[BEGIN Recorded data]
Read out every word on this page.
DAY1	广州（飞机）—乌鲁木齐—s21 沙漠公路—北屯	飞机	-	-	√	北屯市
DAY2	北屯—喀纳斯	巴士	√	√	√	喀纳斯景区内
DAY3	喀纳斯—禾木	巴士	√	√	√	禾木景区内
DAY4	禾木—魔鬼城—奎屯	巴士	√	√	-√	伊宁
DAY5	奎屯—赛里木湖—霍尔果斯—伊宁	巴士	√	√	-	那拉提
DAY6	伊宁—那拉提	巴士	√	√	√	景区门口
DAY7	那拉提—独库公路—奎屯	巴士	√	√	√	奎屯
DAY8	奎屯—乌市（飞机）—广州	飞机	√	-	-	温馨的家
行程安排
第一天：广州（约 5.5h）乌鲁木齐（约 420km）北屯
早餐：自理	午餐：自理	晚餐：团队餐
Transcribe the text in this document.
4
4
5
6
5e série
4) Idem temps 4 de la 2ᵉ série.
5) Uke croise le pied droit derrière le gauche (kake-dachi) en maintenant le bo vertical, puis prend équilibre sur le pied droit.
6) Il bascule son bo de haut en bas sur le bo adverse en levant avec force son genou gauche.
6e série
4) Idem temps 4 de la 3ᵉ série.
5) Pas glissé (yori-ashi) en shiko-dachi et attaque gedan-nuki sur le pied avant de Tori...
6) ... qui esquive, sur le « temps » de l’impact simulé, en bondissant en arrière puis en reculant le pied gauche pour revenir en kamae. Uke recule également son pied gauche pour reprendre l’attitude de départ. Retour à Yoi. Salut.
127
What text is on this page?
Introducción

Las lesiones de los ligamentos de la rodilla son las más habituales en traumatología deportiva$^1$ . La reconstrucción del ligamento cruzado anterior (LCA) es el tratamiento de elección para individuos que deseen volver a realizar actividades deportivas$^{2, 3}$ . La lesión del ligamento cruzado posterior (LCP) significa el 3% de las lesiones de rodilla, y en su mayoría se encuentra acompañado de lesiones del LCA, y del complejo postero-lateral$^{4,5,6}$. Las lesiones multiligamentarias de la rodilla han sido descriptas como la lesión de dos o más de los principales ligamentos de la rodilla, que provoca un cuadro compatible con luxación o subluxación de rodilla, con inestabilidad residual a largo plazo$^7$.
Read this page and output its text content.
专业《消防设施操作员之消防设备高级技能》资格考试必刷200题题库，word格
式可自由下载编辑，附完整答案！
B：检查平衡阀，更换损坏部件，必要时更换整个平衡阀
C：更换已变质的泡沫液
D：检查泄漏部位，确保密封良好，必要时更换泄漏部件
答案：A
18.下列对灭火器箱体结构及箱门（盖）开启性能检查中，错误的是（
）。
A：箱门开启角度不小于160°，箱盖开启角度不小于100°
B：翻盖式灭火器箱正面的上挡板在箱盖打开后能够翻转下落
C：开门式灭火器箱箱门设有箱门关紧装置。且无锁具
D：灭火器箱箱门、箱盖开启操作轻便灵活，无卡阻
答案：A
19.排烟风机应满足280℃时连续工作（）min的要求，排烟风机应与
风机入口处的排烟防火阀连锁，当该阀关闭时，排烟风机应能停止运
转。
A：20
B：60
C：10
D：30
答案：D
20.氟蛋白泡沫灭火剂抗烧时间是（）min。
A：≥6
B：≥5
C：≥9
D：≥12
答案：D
[END Recorded data]
● To be done: Each line of the material above must be retyped precisely.

● Answer to the exercise:
Read out every word on this page.
DAY1	广州（飞机）—乌鲁木齐—s21 沙漠公路—北屯	飞机	-	-	√	北屯市
DAY2	北屯—喀纳斯	巴士	√	√	√	喀纳斯景区内
DAY3	喀纳斯—禾木	巴士	√	√	√	禾木景区内
DAY4	禾木—魔鬼城—奎屯	巴士	√	√	-√	伊宁
DAY5	奎屯—赛里木湖—霍尔果斯—伊宁	巴士	√	√	-	那拉提
DAY6	伊宁—那拉提	巴士	√	√	√	景区门口
DAY7	那拉提—独库公路—奎屯	巴士	√	√	√	奎屯
DAY8	奎屯—乌市（飞机）—广州	飞机	√	-	-	温馨的家
行程安排
第一天：广州（约 5.5h）乌鲁木齐（约 420km）北屯
早餐：自理	午餐：自理	晚餐：团队餐
Transcribe the text in this document.
4
4
5
6
5e série
4) Idem temps 4 de la 2ᵉ série.
5) Uke croise le pied droit derrière le gauche (kake-dachi) en maintenant le bo vertical, puis prend équilibre sur le pied droit.
6) Il bascule son bo de haut en bas sur le bo adverse en levant avec force son genou gauche.
6e série
4) Idem temps 4 de la 3ᵉ série.
5) Pas glissé (yori-ashi) en shiko-dachi et attaque gedan-nuki sur le pied avant de Tori...
6) ... qui esquive, sur le « temps » de l’impact simulé, en bondissant en arrière puis en reculant le pied gauche pour revenir en kamae. Uke recule également son pied gauche pour reprendre l’attitude de départ. Retour à Yoi. Salut.
127
What text is on this page?
Introducción

Las lesiones de los ligamentos de la rodilla son las más habituales en traumatología deportiva$^1$ . La reconstrucción del ligamento cruzado anterior (LCA) es el tratamiento de elección para individuos que deseen volver a realizar actividades deportivas$^{2, 3}$ . La lesión del ligamento cruzado posterior (LCP) significa el 3% de las lesiones de rodilla, y en su mayoría se encuentra acompañado de lesiones del LCA, y del complejo postero-lateral$^{4,5,6}$. Las lesiones multiligamentarias de la rodilla han sido descriptas como la lesión de dos o más de los principales ligamentos de la rodilla, que provoca un cuadro compatible con luxación o subluxación de rodilla, con inestabilidad residual a largo plazo$^7$.
Read this page and output its text content.
专业《消防设施操作员之消防设备高级技能》资格考试必刷200题题库，word格
式可自由下载编辑，附完整答案！
B：检查平衡阀，更换损坏部件，必要时更换整个平衡阀
C：更换已变质的泡沫液
D：检查泄漏部位，确保密封良好，必要时更换泄漏部件
答案：A
18.下列对灭火器箱体结构及箱门（盖）开启性能检查中，错误的是（
）。
A：箱门开启角度不小于160°，箱盖开启角度不小于100°
B：翻盖式灭火器箱正面的上挡板在箱盖打开后能够翻转下落
C：开门式灭火器箱箱门设有箱门关紧装置。且无锁具
D：灭火器箱箱门、箱盖开启操作轻便灵活，无卡阻
答案：A
19.排烟风机应满足280℃时连续工作（）min的要求，排烟风机应与
风机入口处的排烟防火阀连锁，当该阀关闭时，排烟风机应能停止运
转。
A：20
B：60
C：10
D：30
答案：D
20.氟蛋白泡沫灭火剂抗烧时间是（）min。
A：≥6
B：≥5
C：≥9
D：≥12
答案：D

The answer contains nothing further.